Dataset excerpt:
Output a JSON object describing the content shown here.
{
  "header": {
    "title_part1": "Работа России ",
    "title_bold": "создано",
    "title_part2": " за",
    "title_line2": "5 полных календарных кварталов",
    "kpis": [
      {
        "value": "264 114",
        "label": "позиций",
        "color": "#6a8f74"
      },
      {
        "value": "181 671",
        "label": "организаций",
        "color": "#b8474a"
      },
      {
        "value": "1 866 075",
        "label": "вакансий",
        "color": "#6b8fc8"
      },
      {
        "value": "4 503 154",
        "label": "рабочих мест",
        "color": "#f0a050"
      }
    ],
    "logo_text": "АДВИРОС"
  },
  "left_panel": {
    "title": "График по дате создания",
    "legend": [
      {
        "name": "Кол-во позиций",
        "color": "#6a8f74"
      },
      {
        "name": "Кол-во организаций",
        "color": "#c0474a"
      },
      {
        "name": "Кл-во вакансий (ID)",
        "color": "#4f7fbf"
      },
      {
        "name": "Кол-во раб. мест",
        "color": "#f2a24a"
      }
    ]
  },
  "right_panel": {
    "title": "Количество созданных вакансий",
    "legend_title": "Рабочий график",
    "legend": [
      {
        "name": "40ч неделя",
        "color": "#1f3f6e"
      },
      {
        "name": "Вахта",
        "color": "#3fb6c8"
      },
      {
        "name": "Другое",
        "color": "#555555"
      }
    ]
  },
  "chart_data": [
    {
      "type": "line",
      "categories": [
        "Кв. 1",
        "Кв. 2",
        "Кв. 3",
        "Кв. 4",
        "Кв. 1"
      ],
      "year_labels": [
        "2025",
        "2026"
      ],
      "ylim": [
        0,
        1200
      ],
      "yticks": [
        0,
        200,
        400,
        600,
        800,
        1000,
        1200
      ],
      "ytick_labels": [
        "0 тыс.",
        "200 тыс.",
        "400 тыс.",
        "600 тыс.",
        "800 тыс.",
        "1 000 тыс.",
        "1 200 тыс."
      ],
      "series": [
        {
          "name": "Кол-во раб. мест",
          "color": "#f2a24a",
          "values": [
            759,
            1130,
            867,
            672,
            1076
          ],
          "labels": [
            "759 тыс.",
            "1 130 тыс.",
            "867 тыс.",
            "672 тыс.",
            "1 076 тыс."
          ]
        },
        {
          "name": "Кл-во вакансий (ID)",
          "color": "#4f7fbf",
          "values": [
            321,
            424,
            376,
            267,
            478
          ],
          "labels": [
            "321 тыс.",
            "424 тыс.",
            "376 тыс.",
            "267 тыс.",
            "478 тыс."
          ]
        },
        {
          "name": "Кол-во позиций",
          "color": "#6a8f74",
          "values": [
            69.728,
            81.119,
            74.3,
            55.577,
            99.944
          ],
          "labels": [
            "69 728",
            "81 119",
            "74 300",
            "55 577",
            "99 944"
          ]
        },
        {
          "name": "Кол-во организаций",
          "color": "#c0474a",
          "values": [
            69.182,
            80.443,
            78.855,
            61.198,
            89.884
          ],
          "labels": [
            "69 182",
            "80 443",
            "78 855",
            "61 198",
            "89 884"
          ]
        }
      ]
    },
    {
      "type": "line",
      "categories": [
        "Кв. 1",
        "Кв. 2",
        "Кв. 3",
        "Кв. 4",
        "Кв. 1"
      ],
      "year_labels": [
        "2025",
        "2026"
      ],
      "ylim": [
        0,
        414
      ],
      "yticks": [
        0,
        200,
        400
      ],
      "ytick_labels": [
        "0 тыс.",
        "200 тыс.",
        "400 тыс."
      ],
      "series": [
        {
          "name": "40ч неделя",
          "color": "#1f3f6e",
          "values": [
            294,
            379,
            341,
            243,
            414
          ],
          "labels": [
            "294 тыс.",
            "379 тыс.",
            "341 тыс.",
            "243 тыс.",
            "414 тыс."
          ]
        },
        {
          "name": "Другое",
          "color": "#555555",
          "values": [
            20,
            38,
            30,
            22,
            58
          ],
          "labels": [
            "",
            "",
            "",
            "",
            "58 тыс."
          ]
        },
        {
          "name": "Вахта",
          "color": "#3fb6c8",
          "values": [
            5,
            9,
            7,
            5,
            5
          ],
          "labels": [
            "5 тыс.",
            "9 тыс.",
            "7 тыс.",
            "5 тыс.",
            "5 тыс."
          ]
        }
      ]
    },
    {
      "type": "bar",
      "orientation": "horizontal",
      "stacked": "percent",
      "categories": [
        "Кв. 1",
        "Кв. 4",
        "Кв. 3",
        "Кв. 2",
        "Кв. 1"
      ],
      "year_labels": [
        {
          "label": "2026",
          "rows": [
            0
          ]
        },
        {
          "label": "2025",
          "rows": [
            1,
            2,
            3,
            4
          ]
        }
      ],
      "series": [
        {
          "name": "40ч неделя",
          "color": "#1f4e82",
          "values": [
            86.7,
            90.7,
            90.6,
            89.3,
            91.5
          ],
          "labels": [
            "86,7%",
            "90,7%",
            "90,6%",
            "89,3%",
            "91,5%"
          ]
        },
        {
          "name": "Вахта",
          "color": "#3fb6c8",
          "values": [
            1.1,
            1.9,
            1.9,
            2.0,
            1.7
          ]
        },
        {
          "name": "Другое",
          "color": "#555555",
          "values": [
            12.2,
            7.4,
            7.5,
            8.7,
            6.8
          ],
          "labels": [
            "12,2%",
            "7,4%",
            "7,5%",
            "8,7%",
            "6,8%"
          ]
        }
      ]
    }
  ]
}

Exercise prompt: Each line of the listing should be echoed back exactly.

Task answer:
Output a JSON object describing the content shown here.
{
  "header": {
    "title_part1": "Работа России ",
    "title_bold": "создано",
    "title_part2": " за",
    "title_line2": "5 полных календарных кварталов",
    "kpis": [
      {
        "value": "264 114",
        "label": "позиций",
        "color": "#6a8f74"
      },
      {
        "value": "181 671",
        "label": "организаций",
        "color": "#b8474a"
      },
      {
        "value": "1 866 075",
        "label": "вакансий",
        "color": "#6b8fc8"
      },
      {
        "value": "4 503 154",
        "label": "рабочих мест",
        "color": "#f0a050"
      }
    ],
    "logo_text": "АДВИРОС"
  },
  "left_panel": {
    "title": "График по дате создания",
    "legend": [
      {
        "name": "Кол-во позиций",
        "color": "#6a8f74"
      },
      {
        "name": "Кол-во организаций",
        "color": "#c0474a"
      },
      {
        "name": "Кл-во вакансий (ID)",
        "color": "#4f7fbf"
      },
      {
        "name": "Кол-во раб. мест",
        "color": "#f2a24a"
      }
    ]
  },
  "right_panel": {
    "title": "Количество созданных вакансий",
    "legend_title": "Рабочий график",
    "legend": [
      {
        "name": "40ч неделя",
        "color": "#1f3f6e"
      },
      {
        "name": "Вахта",
        "color": "#3fb6c8"
      },
      {
        "name": "Другое",
        "color": "#555555"
      }
    ]
  },
  "chart_data": [
    {
      "type": "line",
      "categories": [
        "Кв. 1",
        "Кв. 2",
        "Кв. 3",
        "Кв. 4",
        "Кв. 1"
      ],
      "year_labels": [
        "2025",
        "2026"
      ],
      "ylim": [
        0,
        1200
      ],
      "yticks": [
        0,
        200,
        400,
        600,
        800,
        1000,
        1200
      ],
      "ytick_labels": [
        "0 тыс.",
        "200 тыс.",
        "400 тыс.",
        "600 тыс.",
        "800 тыс.",
        "1 000 тыс.",
        "1 200 тыс."
      ],
      "series": [
        {
          "name": "Кол-во раб. мест",
          "color": "#f2a24a",
          "values": [
            759,
            1130,
            867,
            672,
            1076
          ],
          "labels": [
            "759 тыс.",
            "1 130 тыс.",
            "867 тыс.",
            "672 тыс.",
            "1 076 тыс."
          ]
        },
        {
          "name": "Кл-во вакансий (ID)",
          "color": "#4f7fbf",
          "values": [
            321,
            424,
            376,
            267,
            478
          ],
          "labels": [
            "321 тыс.",
            "424 тыс.",
            "376 тыс.",
            "267 тыс.",
            "478 тыс."
          ]
        },
        {
          "name": "Кол-во позиций",
          "color": "#6a8f74",
          "values": [
            69.728,
            81.119,
            74.3,
            55.577,
            99.944
          ],
          "labels": [
            "69 728",
            "81 119",
            "74 300",
            "55 577",
            "99 944"
          ]
        },
        {
          "name": "Кол-во организаций",
          "color": "#c0474a",
          "values": [
            69.182,
            80.443,
            78.855,
            61.198,
            89.884
          ],
          "labels": [
            "69 182",
            "80 443",
            "78 855",
            "61 198",
            "89 884"
          ]
        }
      ]
    },
    {
      "type": "line",
      "categories": [
        "Кв. 1",
        "Кв. 2",
        "Кв. 3",
        "Кв. 4",
        "Кв. 1"
      ],
      "year_labels": [
        "2025",
        "2026"
      ],
      "ylim": [
        0,
        414
      ],
      "yticks": [
        0,
        200,
        400
      ],
      "ytick_labels": [
        "0 тыс.",
        "200 тыс.",
        "400 тыс."
      ],
      "series": [
        {
          "name": "40ч неделя",
          "color": "#1f3f6e",
          "values": [
            294,
            379,
            341,
            243,
            414
          ],
          "labels": [
            "294 тыс.",
            "379 тыс.",
            "341 тыс.",
            "243 тыс.",
            "414 тыс."
          ]
        },
        {
          "name": "Другое",
          "color": "#555555",
          "values": [
            20,
            38,
            30,
            22,
            58
          ],
          "labels": [
            "",
            "",
            "",
            "",
            "58 тыс."
          ]
        },
        {
          "name": "Вахта",
          "color": "#3fb6c8",
          "values": [
            5,
            9,
            7,
            5,
            5
          ],
          "labels": [
            "5 тыс.",
            "9 тыс.",
            "7 тыс.",
            "5 тыс.",
            "5 тыс."
          ]
        }
      ]
    },
    {
      "type": "bar",
      "orientation": "horizontal",
      "stacked": "percent",
      "categories": [
        "Кв. 1",
        "Кв. 4",
        "Кв. 3",
        "Кв. 2",
        "Кв. 1"
      ],
      "year_labels": [
        {
          "label": "2026",
          "rows": [
            0
          ]
        },
        {
          "label": "2025",
          "rows": [
            1,
            2,
            3,
            4
          ]
        }
      ],
      "series": [
        {
          "name": "40ч неделя",
          "color": "#1f4e82",
          "values": [
            86.7,
            90.7,
            90.6,
            89.3,
            91.5
          ],
          "labels": [
            "86,7%",
            "90,7%",
            "90,6%",
            "89,3%",
            "91,5%"
          ]
        },
        {
          "name": "Вахта",
          "color": "#3fb6c8",
          "values": [
            1.1,
            1.9,
            1.9,
            2.0,
            1.7
          ]
        },
        {
          "name": "Другое",
          "color": "#555555",
          "values": [
            12.2,
            7.4,
            7.5,
            8.7,
            6.8
          ],
          "labels": [
            "12,2%",
            "7,4%",
            "7,5%",
            "8,7%",
            "6,8%"
          ]
        }
      ]
    }
  ]
}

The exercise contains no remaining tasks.